-- Raw data start --

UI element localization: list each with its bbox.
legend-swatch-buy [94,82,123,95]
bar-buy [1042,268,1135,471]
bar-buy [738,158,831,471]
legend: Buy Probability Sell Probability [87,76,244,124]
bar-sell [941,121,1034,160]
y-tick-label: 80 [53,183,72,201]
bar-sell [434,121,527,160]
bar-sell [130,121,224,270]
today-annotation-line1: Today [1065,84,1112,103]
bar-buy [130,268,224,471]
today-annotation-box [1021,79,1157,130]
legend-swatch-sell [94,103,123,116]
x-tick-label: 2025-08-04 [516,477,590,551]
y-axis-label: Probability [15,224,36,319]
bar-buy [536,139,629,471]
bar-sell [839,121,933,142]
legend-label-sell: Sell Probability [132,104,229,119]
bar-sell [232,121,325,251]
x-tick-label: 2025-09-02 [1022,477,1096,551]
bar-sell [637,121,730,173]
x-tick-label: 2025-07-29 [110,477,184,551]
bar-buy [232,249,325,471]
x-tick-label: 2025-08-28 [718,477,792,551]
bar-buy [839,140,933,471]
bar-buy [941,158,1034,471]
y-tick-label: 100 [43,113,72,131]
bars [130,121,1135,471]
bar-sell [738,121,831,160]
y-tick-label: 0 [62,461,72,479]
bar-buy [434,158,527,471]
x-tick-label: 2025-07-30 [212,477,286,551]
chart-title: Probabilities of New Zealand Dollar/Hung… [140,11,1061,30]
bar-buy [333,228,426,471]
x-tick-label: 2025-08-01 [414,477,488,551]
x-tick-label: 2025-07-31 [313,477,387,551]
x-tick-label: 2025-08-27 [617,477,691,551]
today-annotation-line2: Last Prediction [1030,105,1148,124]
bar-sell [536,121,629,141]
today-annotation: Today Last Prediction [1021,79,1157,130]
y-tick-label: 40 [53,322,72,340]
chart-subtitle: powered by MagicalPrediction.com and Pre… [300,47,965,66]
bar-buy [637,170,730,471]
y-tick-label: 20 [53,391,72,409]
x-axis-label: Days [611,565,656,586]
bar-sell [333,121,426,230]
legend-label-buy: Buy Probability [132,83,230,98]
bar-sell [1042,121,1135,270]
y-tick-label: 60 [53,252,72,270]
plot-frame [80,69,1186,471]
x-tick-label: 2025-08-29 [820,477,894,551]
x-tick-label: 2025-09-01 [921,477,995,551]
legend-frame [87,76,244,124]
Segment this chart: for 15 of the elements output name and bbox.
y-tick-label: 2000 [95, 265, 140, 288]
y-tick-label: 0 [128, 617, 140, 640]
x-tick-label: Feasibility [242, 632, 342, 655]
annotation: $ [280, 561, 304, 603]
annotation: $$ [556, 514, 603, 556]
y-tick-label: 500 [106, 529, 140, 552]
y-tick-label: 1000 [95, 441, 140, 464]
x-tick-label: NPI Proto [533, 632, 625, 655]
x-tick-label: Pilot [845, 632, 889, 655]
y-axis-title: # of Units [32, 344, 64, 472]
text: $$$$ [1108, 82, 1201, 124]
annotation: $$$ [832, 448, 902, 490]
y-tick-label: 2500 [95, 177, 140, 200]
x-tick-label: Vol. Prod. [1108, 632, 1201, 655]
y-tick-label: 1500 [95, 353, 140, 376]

-- Raw data end --

== Job ==
Starting at the first line of the records and ending at the line containing "bar-sell [130,121,224,270]", arrange those lines as a Markdown table with the columns Row and Line, numbering each row and leaving out blank lines.

== Exercise response ==
| Row | Line |
|---|---|
| 1 | UI element localization: list each with its bbox. |
| 2 | legend-swatch-buy [94,82,123,95] |
| 3 | bar-buy [1042,268,1135,471] |
| 4 | bar-buy [738,158,831,471] |
| 5 | legend: Buy Probability Sell Probability [87,76,244,124] |
| 6 | bar-sell [941,121,1034,160] |
| 7 | y-tick-label: 80 [53,183,72,201] |
| 8 | bar-sell [434,121,527,160] |
| 9 | bar-sell [130,121,224,270] |